[START OF TEXT TO READ]

Great; I am very happy that you found my patch to be useful. I'm glad
that you decided to start from scratch, too, since as I recall there
were some unresolved test issues that I punted on in case you decided to
abandon the topic altogether.

> This combined API is beneficial to reduce duplicated logic. Or rather, to
> ensure that similar file formats have similar protections against bad data.
> The multi-pack-index code did not have as many guards as the commit-graph
> code did, but now they both share a common base that checks for things like
> duplicate chunks or offsets outside the size of the file.

Definitely good.

> Here are some stats for the end-to-end change:
>
>  * 638 insertions(+), 456 deletions(-).
>  * commit-graph.c: 171 insertions(+), 192 deletions(-)
>  * midx.c: 196 insertions(+), 260 deletions(-)
>
> While there is an overall increase to the code size, the consumers do get a
> bit smaller. Boilerplate things like abstracting method to match
> chunk_write_fn and chunk_read_fn make up a lot of these insertions. The
> "interesting" code gets a lot smaller and cleaner.

Like I said in [1], I don't think a net +182 line diff is reason alone
not to pursue this topic. I don't think that an chunked index v3 will
come as part of my work on the on-disk revindex format, but I do think
that it's something brian may be interested in. So, I'm feeling rather
certain that we'll eventually have new callers, at which point this will
reduce duplication overall.

[1]: https://lore.kernel.org/git/X8%2FK1dUgUmwp8ZOv@nand.local/

Thanks,
Taylor

[END OF TEXT TO READ]
[START OF EXTRACTED DATA]

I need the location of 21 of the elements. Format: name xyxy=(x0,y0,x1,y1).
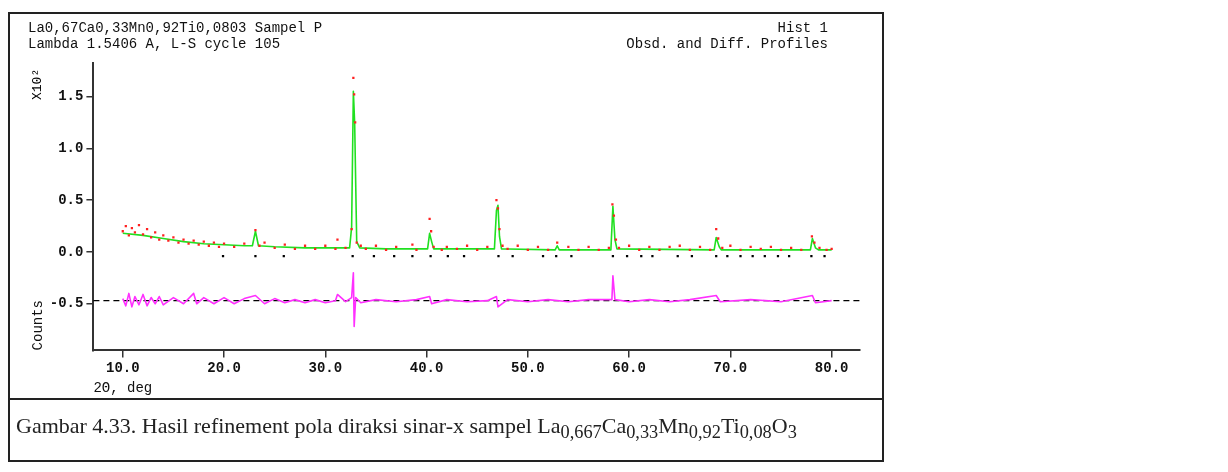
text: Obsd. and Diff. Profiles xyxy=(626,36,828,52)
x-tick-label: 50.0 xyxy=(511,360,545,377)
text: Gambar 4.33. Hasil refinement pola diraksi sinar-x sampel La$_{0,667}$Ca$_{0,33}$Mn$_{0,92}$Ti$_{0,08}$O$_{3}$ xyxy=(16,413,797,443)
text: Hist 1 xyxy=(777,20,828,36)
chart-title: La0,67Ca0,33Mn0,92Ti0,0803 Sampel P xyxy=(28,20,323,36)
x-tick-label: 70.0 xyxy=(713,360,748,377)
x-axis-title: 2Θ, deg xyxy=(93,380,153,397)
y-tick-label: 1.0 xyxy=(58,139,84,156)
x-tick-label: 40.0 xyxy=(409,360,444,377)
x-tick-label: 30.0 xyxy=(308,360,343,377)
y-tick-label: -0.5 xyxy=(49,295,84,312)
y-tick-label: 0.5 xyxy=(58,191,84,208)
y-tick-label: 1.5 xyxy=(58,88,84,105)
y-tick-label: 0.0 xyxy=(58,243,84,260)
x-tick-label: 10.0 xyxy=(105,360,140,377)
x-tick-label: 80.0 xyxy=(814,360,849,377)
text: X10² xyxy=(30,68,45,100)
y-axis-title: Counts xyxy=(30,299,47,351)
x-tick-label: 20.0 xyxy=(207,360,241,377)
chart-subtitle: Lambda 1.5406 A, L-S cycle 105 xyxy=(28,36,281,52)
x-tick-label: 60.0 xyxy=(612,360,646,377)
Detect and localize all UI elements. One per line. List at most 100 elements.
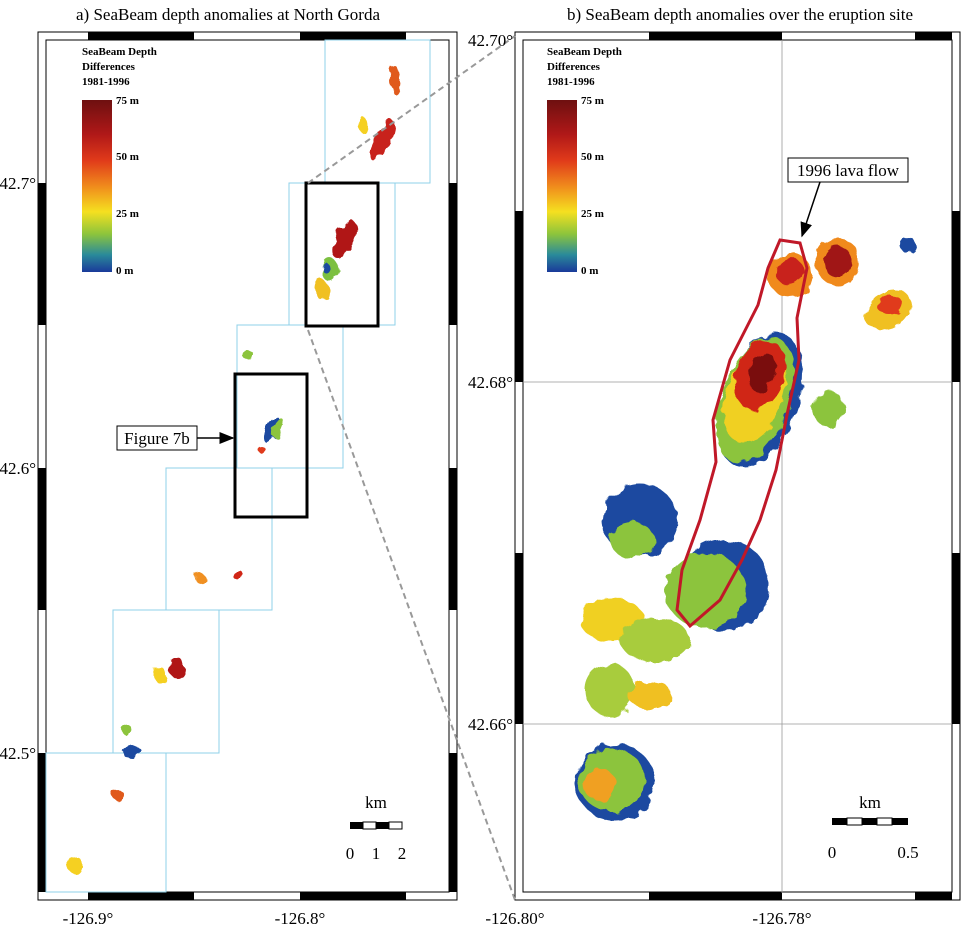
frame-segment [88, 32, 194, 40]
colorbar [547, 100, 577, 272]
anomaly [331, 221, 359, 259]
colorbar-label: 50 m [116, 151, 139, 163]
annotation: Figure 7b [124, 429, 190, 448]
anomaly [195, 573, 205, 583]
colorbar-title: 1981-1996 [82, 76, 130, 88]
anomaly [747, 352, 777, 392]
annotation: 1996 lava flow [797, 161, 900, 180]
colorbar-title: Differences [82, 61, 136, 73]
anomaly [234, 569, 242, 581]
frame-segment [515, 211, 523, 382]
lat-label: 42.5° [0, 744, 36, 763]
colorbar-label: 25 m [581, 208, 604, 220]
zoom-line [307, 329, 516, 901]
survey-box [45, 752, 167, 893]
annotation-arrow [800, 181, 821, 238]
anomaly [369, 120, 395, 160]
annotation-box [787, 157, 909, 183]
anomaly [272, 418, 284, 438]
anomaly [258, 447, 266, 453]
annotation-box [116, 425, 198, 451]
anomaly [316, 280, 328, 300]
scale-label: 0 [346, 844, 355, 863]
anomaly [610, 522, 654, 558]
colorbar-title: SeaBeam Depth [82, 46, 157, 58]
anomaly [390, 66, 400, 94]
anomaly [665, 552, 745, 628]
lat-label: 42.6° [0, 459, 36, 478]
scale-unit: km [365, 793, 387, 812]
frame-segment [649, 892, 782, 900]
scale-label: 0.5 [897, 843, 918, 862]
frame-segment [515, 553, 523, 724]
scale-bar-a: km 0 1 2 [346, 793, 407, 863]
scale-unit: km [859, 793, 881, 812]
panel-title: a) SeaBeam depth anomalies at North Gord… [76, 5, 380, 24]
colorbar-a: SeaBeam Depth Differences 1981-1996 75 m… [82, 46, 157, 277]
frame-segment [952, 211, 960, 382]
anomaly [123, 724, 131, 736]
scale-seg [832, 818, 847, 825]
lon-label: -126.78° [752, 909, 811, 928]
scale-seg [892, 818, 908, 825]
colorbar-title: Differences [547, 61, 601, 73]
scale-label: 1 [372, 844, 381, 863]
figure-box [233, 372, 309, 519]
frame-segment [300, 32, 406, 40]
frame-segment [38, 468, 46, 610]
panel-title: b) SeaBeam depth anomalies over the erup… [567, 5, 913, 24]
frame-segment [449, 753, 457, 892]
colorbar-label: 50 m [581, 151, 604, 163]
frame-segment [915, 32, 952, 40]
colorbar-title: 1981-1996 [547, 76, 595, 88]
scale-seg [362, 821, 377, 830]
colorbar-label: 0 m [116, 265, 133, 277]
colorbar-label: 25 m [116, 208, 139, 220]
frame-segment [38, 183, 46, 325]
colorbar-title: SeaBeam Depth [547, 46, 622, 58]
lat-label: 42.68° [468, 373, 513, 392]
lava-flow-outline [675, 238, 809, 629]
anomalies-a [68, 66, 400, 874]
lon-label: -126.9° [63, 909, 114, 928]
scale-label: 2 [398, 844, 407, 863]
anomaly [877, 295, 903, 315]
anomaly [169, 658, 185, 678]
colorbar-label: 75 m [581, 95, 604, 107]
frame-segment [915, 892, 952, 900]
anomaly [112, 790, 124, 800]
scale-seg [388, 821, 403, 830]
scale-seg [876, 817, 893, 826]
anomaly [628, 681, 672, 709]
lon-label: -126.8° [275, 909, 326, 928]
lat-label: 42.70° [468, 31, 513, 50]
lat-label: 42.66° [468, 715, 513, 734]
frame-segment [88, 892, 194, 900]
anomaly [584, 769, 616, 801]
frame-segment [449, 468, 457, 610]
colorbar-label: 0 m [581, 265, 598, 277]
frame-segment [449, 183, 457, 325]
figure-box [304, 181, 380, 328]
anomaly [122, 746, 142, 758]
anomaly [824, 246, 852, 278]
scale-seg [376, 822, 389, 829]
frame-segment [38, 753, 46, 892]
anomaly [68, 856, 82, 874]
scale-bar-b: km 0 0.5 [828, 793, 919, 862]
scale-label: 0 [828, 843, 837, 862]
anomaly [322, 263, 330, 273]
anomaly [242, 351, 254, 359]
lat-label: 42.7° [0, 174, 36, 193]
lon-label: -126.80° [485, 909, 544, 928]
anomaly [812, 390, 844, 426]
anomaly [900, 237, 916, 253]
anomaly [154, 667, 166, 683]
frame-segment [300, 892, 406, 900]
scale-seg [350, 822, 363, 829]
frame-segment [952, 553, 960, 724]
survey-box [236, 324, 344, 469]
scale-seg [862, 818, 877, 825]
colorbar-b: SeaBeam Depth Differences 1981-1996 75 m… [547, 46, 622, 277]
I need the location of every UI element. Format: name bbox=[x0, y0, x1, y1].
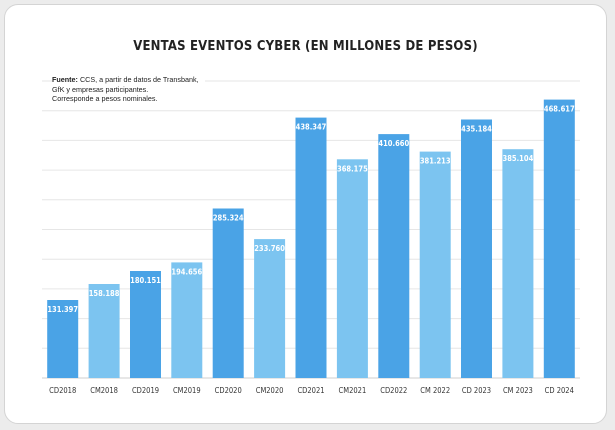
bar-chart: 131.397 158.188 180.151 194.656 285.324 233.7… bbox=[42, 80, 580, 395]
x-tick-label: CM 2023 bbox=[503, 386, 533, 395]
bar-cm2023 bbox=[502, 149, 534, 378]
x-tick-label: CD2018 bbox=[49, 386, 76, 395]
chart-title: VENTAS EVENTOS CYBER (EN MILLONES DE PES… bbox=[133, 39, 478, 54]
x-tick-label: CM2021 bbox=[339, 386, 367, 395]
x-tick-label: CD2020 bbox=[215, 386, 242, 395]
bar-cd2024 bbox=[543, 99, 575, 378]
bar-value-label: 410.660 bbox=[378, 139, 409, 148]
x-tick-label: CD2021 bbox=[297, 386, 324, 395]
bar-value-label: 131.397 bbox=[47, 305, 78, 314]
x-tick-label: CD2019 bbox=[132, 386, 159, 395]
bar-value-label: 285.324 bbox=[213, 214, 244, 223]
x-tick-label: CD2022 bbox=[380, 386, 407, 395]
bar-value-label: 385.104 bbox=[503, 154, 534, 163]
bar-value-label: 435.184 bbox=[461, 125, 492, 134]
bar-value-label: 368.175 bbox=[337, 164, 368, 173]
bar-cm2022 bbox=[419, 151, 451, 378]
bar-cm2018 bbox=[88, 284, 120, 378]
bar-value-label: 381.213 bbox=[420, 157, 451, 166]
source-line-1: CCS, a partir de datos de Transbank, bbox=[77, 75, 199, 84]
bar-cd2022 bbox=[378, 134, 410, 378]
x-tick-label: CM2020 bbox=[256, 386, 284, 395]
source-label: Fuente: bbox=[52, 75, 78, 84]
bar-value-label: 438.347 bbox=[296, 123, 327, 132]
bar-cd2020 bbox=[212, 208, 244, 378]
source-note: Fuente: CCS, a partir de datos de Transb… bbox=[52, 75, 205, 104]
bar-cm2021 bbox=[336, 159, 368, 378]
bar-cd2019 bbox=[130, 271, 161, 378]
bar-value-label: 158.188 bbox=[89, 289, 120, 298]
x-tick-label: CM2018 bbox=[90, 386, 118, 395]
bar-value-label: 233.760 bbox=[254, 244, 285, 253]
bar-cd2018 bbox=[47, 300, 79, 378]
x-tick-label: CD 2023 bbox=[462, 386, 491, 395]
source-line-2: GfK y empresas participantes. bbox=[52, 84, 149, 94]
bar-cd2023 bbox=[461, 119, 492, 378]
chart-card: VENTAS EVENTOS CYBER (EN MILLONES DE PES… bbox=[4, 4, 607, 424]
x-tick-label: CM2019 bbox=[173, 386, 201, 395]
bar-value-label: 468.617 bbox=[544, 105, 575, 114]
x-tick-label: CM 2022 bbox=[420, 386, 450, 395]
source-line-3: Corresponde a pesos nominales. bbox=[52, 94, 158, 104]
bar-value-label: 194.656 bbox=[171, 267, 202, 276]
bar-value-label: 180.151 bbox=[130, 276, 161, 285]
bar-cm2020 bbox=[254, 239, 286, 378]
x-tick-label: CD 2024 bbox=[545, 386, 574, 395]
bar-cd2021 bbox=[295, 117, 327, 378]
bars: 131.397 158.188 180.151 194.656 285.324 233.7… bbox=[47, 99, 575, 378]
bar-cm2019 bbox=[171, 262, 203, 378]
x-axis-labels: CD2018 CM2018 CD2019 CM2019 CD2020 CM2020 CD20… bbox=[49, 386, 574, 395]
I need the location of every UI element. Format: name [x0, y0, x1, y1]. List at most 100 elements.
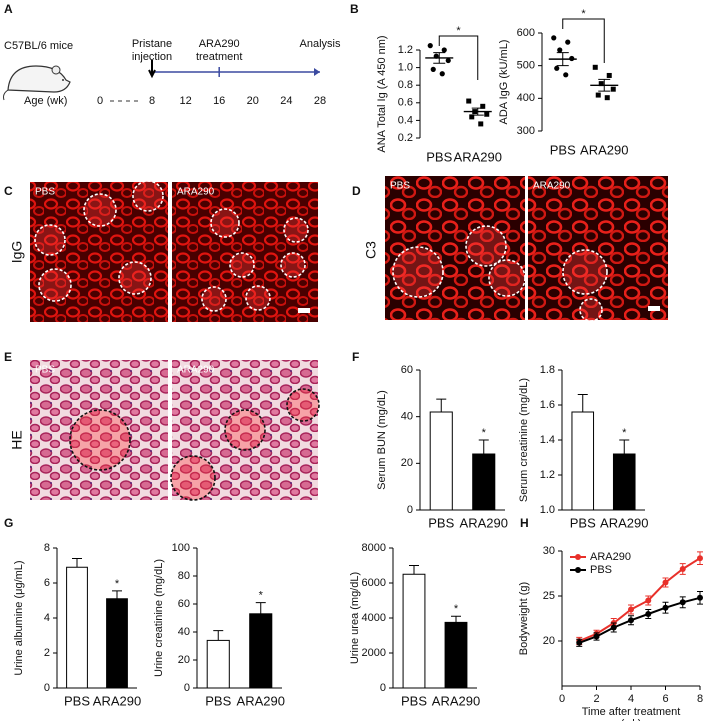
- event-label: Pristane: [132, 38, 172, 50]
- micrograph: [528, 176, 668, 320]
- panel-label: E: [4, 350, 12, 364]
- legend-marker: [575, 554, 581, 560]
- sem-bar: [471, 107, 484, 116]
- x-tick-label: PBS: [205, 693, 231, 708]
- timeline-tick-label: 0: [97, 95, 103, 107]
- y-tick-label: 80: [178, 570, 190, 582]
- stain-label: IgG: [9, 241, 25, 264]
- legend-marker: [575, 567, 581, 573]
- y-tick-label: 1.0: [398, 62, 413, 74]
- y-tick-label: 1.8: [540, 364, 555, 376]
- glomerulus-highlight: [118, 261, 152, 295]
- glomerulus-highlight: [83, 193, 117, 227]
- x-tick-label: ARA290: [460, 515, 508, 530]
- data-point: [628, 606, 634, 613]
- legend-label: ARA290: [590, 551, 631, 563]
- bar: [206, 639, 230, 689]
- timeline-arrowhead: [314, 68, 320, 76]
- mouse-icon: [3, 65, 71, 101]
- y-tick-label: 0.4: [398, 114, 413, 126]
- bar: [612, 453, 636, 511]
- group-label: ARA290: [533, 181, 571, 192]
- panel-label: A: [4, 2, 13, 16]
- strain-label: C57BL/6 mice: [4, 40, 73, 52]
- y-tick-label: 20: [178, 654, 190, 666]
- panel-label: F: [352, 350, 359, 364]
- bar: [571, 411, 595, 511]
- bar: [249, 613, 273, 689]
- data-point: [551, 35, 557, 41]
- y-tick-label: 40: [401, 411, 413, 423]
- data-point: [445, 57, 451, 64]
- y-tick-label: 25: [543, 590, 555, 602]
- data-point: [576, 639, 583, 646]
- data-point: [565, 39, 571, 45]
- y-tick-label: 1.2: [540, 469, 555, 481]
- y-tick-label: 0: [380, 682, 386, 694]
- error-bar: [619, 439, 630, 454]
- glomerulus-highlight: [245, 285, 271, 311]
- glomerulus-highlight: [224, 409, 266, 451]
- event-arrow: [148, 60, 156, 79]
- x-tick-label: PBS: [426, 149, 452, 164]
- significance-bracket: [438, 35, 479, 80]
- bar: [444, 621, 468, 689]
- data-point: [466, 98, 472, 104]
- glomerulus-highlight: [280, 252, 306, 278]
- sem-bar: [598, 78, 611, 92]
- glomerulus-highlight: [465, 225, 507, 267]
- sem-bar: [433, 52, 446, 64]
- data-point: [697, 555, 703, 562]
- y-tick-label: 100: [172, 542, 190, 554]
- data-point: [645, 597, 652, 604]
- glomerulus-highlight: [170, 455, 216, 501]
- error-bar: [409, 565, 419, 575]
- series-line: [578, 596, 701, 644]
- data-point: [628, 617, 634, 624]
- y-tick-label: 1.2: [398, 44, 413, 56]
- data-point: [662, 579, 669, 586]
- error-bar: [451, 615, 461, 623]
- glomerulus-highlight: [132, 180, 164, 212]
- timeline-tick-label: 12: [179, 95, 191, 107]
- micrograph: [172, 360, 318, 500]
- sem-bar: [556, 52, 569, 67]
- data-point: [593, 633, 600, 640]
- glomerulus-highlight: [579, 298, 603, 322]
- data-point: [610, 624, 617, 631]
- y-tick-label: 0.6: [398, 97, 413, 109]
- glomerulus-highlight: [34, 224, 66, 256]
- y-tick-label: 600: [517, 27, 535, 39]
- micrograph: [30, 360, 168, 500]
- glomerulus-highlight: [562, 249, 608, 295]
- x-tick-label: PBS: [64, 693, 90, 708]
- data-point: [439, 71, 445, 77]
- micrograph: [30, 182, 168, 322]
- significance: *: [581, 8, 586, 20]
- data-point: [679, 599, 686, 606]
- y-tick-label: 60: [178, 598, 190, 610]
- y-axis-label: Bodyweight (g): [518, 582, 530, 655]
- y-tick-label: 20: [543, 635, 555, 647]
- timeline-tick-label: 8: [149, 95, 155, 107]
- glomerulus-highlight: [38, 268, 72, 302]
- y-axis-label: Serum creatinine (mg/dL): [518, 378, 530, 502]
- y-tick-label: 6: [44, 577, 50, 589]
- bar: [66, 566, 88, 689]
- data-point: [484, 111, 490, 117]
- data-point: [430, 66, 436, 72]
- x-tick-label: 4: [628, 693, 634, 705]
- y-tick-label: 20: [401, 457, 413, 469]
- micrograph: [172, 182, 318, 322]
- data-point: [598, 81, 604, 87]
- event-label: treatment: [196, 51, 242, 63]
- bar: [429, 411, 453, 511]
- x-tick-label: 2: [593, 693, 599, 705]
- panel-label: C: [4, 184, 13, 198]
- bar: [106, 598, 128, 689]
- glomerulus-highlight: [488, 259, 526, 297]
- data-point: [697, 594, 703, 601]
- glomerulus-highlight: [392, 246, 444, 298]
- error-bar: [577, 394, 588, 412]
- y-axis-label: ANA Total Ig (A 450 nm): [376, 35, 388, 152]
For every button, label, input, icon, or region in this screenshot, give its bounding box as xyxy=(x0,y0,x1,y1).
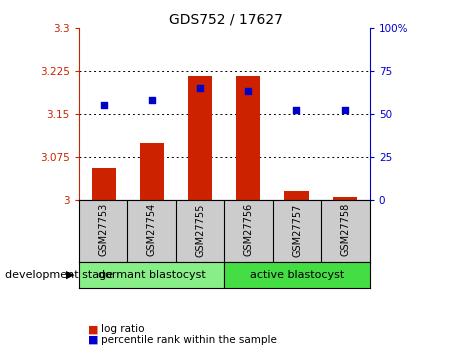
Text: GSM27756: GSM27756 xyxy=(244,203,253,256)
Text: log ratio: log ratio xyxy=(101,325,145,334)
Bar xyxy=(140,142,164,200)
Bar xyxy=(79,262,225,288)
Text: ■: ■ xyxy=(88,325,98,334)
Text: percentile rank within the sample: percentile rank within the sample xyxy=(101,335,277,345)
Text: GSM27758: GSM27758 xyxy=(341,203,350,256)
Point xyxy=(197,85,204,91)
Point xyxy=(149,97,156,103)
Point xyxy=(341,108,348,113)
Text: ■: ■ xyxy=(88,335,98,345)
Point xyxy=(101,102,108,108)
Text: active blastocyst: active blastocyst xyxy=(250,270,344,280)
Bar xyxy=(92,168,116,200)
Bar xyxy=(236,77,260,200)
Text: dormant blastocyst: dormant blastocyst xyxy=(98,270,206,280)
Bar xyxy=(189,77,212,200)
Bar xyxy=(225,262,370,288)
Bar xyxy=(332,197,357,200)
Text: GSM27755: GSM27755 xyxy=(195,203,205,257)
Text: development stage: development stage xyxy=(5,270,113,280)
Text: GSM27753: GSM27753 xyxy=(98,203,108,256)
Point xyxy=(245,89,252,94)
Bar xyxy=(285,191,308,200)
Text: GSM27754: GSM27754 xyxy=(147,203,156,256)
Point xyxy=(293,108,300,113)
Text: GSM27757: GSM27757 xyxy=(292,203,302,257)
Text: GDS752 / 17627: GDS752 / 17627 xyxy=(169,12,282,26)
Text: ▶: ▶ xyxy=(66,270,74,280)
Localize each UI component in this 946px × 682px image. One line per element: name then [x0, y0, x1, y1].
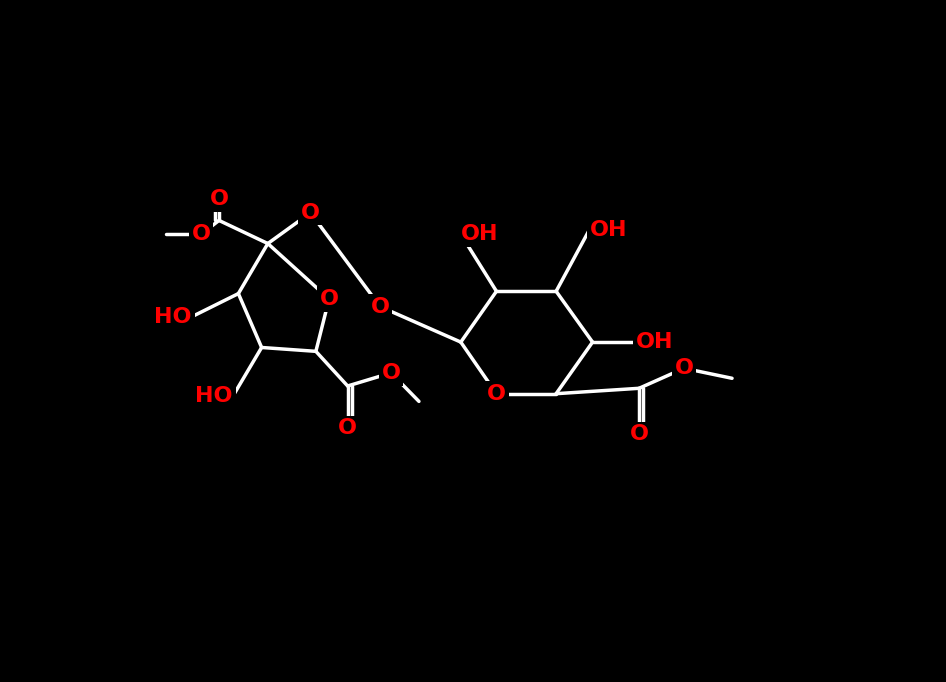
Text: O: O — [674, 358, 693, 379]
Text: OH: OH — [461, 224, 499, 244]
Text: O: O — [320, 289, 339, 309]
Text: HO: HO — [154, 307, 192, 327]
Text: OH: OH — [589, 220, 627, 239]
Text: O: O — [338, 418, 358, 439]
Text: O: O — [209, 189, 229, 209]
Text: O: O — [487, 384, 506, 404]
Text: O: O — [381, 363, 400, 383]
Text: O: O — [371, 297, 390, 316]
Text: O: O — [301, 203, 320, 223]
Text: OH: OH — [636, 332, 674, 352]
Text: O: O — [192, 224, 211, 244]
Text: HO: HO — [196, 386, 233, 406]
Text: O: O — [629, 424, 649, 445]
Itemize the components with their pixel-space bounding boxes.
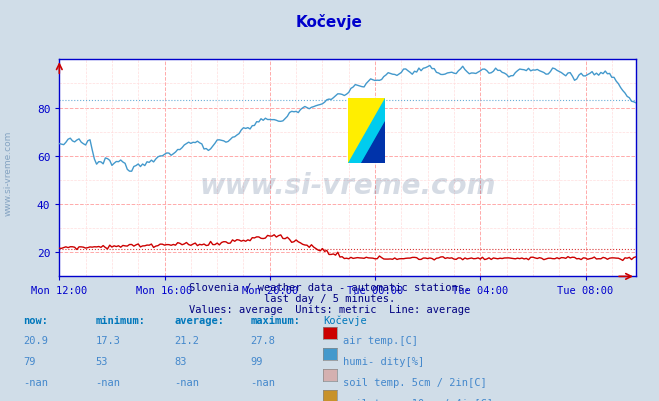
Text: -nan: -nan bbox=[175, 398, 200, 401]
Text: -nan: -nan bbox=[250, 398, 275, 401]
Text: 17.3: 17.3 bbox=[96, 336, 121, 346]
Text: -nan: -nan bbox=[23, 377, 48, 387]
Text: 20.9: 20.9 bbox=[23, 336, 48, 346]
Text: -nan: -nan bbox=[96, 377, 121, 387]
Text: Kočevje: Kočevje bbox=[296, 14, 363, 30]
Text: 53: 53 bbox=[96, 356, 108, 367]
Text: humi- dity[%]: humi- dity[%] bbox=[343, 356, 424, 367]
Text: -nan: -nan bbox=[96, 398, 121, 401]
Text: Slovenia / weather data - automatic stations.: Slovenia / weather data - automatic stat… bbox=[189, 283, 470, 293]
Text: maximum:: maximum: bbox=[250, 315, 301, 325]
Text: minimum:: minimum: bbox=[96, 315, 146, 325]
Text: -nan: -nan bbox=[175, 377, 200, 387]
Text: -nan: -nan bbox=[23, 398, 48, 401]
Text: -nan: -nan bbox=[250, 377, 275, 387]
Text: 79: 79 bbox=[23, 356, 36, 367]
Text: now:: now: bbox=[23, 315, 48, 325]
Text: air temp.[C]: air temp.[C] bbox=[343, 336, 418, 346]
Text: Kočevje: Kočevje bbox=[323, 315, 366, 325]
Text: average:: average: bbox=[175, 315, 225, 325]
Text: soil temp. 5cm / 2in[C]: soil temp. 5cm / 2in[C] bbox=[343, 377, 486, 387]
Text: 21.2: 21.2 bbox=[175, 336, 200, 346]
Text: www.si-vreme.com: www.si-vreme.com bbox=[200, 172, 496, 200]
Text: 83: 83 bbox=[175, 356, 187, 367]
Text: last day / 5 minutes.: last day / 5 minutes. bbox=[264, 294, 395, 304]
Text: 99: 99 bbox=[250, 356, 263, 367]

[END OF EXTRACTED DATA]

• _PROBLEMS TO SOLVE_
A: Answer these from the review reply:
(i) Which code did not have as many guards as the commit-graph code?
(ii) How many insertions and deletions are reported for midx.c?
(iii) What net line diff does the writer say is not reason alone to drop the topic?
B: From the stats in the review reply, give every insertion count along with what it applies to.
C: Reproduce the part of the review reply that begins at the words "Great; I am" and stops after "Definitely good.".
The listing comes from a separate source unrelated to the review reply.

• _COMPLETE ANSWERS_
A:
(i) The multi-pack-index code.
(ii) 196 insertions and 260 deletions.
(iii) A net +182 line diff.

B:
638 insertions for the end-to-end change
171 insertions for commit-graph.c
196 insertions for midx.c

C:
Great; I am very happy that you found my patch to be useful. I'm glad
that you decided to start from scratch, too, since as I recall there
were some unresolved test issues that I punted on in case you decided to
abandon the topic altogether.

> This combined API is beneficial to reduce duplicated logic. Or rather, to
> ensure that similar file formats have similar protections against bad data.
> The multi-pack-index code did not have as many guards as the commit-graph
> code did, but now they both share a common base that checks for things like
> duplicate chunks or offsets outside the size of the file.

Definitely good.